The records below are to be quoted in full; please keep every word exact.

┌─ DATA LISTING

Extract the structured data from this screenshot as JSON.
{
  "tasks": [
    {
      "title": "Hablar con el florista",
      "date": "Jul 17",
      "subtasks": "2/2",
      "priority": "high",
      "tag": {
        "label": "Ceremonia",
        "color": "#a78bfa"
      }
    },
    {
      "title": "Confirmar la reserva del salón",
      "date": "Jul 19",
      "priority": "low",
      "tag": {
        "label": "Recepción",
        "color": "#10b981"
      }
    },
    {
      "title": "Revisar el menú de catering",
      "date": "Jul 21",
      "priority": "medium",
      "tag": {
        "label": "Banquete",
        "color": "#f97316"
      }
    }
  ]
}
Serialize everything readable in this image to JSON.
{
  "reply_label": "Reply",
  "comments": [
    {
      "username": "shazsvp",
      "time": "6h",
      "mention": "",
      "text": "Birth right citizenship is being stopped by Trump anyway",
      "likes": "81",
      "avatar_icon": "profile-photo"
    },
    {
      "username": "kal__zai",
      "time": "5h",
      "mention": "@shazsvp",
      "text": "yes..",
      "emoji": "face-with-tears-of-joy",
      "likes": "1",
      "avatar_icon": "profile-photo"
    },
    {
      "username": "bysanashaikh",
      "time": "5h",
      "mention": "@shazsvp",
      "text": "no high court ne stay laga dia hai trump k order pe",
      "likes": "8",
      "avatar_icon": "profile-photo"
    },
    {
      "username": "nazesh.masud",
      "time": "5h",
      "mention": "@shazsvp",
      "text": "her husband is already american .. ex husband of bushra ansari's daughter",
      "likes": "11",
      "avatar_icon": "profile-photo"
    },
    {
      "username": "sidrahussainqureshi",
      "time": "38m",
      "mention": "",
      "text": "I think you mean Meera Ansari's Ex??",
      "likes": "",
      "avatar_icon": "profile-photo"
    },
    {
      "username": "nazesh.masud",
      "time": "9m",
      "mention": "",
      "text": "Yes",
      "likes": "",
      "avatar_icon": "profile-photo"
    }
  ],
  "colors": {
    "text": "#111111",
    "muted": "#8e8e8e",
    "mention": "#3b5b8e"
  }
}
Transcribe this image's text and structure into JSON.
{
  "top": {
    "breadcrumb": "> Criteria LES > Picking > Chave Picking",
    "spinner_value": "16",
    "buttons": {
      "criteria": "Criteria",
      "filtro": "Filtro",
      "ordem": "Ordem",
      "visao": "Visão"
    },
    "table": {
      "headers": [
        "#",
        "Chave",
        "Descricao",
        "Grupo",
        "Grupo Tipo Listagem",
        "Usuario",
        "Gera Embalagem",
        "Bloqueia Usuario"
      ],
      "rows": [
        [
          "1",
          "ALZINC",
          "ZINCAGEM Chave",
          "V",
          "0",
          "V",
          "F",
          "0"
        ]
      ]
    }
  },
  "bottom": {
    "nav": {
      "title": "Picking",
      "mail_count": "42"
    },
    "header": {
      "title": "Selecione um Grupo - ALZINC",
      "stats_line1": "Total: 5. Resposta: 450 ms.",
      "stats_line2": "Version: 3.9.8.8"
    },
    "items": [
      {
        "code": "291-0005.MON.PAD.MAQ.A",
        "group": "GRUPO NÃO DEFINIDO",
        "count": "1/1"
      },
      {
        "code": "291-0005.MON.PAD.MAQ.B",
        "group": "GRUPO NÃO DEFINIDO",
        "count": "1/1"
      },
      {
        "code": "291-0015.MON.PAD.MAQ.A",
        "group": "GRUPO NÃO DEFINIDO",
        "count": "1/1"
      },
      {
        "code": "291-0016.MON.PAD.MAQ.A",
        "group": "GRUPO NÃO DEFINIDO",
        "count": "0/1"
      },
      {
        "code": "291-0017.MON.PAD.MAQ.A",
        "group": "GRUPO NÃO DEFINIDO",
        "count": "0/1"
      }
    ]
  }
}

└─

**RESULT OF THE TASK**:
Extract the structured data from this screenshot as JSON.
{
  "tasks": [
    {
      "title": "Hablar con el florista",
      "date": "Jul 17",
      "subtasks": "2/2",
      "priority": "high",
      "tag": {
        "label": "Ceremonia",
        "color": "#a78bfa"
      }
    },
    {
      "title": "Confirmar la reserva del salón",
      "date": "Jul 19",
      "priority": "low",
      "tag": {
        "label": "Recepción",
        "color": "#10b981"
      }
    },
    {
      "title": "Revisar el menú de catering",
      "date": "Jul 21",
      "priority": "medium",
      "tag": {
        "label": "Banquete",
        "color": "#f97316"
      }
    }
  ]
}
Serialize everything readable in this image to JSON.
{
  "reply_label": "Reply",
  "comments": [
    {
      "username": "shazsvp",
      "time": "6h",
      "mention": "",
      "text": "Birth right citizenship is being stopped by Trump anyway",
      "likes": "81",
      "avatar_icon": "profile-photo"
    },
    {
      "username": "kal__zai",
      "time": "5h",
      "mention": "@shazsvp",
      "text": "yes..",
      "emoji": "face-with-tears-of-joy",
      "likes": "1",
      "avatar_icon": "profile-photo"
    },
    {
      "username": "bysanashaikh",
      "time": "5h",
      "mention": "@shazsvp",
      "text": "no high court ne stay laga dia hai trump k order pe",
      "likes": "8",
      "avatar_icon": "profile-photo"
    },
    {
      "username": "nazesh.masud",
      "time": "5h",
      "mention": "@shazsvp",
      "text": "her husband is already american .. ex husband of bushra ansari's daughter",
      "likes": "11",
      "avatar_icon": "profile-photo"
    },
    {
      "username": "sidrahussainqureshi",
      "time": "38m",
      "mention": "",
      "text": "I think you mean Meera Ansari's Ex??",
      "likes": "",
      "avatar_icon": "profile-photo"
    },
    {
      "username": "nazesh.masud",
      "time": "9m",
      "mention": "",
      "text": "Yes",
      "likes": "",
      "avatar_icon": "profile-photo"
    }
  ],
  "colors": {
    "text": "#111111",
    "muted": "#8e8e8e",
    "mention": "#3b5b8e"
  }
}
Transcribe this image's text and structure into JSON.
{
  "top": {
    "breadcrumb": "> Criteria LES > Picking > Chave Picking",
    "spinner_value": "16",
    "buttons": {
      "criteria": "Criteria",
      "filtro": "Filtro",
      "ordem": "Ordem",
      "visao": "Visão"
    },
    "table": {
      "headers": [
        "#",
        "Chave",
        "Descricao",
        "Grupo",
        "Grupo Tipo Listagem",
        "Usuario",
        "Gera Embalagem",
        "Bloqueia Usuario"
      ],
      "rows": [
        [
          "1",
          "ALZINC",
          "ZINCAGEM Chave",
          "V",
          "0",
          "V",
          "F",
          "0"
        ]
      ]
    }
  },
  "bottom": {
    "nav": {
      "title": "Picking",
      "mail_count": "42"
    },
    "header": {
      "title": "Selecione um Grupo - ALZINC",
      "stats_line1": "Total: 5. Resposta: 450 ms.",
      "stats_line2": "Version: 3.9.8.8"
    },
    "items": [
      {
        "code": "291-0005.MON.PAD.MAQ.A",
        "group": "GRUPO NÃO DEFINIDO",
        "count": "1/1"
      },
      {
        "code": "291-0005.MON.PAD.MAQ.B",
        "group": "GRUPO NÃO DEFINIDO",
        "count": "1/1"
      },
      {
        "code": "291-0015.MON.PAD.MAQ.A",
        "group": "GRUPO NÃO DEFINIDO",
        "count": "1/1"
      },
      {
        "code": "291-0016.MON.PAD.MAQ.A",
        "group": "GRUPO NÃO DEFINIDO",
        "count": "0/1"
      },
      {
        "code": "291-0017.MON.PAD.MAQ.A",
        "group": "GRUPO NÃO DEFINIDO",
        "count": "0/1"
      }
    ]
  }
}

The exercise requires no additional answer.